▶ **JOB**: Select each line where the word "cases" appears.

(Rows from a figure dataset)

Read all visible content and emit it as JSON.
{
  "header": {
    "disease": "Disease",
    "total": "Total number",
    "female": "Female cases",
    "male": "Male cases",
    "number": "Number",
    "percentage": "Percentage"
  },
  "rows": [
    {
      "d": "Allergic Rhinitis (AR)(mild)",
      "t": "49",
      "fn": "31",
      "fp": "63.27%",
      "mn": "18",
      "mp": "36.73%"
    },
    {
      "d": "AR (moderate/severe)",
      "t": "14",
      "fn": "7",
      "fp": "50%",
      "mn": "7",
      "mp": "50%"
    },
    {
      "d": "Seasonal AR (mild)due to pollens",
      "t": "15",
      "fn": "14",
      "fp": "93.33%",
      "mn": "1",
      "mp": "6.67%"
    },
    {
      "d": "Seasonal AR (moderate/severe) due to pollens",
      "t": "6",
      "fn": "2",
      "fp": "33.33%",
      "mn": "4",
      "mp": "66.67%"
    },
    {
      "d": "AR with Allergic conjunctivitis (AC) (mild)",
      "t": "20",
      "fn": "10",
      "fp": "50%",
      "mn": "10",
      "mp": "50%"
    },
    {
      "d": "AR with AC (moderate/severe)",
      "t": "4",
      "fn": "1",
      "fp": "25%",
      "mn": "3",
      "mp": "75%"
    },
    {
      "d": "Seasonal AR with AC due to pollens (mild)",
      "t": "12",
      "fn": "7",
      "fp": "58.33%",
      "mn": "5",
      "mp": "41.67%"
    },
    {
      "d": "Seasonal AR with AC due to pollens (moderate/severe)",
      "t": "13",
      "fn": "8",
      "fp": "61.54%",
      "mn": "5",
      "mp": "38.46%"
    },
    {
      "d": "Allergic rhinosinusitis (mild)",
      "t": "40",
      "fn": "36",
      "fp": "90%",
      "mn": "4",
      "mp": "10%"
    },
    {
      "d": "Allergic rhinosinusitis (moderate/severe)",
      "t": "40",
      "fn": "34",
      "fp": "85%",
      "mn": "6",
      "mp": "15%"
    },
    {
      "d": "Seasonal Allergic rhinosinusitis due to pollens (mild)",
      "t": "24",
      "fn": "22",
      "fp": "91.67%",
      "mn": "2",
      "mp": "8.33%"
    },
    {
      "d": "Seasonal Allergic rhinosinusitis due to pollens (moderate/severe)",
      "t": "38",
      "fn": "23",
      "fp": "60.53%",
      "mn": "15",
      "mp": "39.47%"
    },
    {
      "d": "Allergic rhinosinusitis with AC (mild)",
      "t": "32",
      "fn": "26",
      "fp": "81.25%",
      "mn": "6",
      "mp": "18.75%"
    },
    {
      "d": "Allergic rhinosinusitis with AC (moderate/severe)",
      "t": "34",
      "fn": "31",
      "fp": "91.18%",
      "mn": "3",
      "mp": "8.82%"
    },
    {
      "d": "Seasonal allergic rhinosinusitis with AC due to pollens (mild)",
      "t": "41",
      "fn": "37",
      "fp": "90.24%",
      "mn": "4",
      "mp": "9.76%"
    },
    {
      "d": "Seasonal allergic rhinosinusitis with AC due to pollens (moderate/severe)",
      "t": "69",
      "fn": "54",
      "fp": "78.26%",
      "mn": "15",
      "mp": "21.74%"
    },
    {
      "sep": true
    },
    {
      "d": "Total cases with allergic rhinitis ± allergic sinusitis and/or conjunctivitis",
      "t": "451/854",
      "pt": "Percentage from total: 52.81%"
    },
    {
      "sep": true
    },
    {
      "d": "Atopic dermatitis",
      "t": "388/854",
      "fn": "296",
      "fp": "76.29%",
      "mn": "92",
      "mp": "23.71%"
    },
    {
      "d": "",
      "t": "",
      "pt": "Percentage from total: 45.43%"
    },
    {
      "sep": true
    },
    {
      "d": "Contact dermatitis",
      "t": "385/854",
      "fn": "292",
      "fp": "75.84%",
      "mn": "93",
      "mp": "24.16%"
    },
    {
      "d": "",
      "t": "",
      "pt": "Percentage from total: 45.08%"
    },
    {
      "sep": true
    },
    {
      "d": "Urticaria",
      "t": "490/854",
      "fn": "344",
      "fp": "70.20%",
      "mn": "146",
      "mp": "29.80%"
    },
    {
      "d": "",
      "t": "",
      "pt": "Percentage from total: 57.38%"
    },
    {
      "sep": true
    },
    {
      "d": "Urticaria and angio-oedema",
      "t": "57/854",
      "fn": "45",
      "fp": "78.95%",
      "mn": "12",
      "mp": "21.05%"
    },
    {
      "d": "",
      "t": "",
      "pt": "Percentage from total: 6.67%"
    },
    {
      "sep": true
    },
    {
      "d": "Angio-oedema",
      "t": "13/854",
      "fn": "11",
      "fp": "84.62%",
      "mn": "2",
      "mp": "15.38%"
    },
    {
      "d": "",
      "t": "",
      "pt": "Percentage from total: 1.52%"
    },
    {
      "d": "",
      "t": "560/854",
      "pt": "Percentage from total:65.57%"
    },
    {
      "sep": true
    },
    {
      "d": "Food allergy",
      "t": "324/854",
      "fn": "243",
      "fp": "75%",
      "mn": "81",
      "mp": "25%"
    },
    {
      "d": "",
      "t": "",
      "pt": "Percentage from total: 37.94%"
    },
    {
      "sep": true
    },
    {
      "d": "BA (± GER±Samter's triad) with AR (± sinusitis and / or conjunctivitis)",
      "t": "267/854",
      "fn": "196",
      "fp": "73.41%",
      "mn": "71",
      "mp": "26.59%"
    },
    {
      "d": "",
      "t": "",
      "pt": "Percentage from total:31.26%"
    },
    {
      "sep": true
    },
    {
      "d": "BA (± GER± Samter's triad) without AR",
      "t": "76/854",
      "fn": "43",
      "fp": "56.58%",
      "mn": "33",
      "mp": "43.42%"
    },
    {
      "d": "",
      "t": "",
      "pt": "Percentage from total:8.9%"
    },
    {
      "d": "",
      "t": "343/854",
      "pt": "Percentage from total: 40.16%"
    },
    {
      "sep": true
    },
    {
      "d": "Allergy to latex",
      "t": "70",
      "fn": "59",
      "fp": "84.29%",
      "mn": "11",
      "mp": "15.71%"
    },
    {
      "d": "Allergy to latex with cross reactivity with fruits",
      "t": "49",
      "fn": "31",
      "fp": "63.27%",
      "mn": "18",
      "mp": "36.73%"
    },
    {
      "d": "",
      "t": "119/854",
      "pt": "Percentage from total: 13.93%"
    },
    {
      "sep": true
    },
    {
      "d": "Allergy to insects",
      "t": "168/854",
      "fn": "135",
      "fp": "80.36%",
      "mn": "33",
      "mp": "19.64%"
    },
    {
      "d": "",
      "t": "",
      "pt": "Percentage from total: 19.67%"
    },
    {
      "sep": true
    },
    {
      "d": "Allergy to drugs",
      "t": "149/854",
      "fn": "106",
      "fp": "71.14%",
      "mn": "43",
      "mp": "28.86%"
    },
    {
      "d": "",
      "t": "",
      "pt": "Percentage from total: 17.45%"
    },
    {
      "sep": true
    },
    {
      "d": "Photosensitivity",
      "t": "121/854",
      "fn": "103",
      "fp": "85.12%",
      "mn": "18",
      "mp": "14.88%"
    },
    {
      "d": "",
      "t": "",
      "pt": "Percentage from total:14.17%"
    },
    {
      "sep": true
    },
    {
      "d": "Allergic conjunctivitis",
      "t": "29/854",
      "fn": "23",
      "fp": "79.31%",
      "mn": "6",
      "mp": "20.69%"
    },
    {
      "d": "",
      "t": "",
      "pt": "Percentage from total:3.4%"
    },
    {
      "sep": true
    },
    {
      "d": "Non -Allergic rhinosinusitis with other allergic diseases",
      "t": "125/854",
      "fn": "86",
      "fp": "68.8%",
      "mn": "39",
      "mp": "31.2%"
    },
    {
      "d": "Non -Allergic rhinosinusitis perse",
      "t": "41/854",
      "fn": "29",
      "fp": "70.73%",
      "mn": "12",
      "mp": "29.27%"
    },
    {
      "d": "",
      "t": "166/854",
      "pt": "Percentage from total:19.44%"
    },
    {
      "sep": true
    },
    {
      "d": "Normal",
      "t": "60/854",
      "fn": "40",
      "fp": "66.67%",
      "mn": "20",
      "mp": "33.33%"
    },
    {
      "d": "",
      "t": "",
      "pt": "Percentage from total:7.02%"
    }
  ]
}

▶ **ANSWER TO THIS PROBLEM**:
    "female": "Female cases",
    "male": "Male cases",
      "d": "Total cases with allergic rhinitis ± allergic sinusitis and/or conjunctivitis",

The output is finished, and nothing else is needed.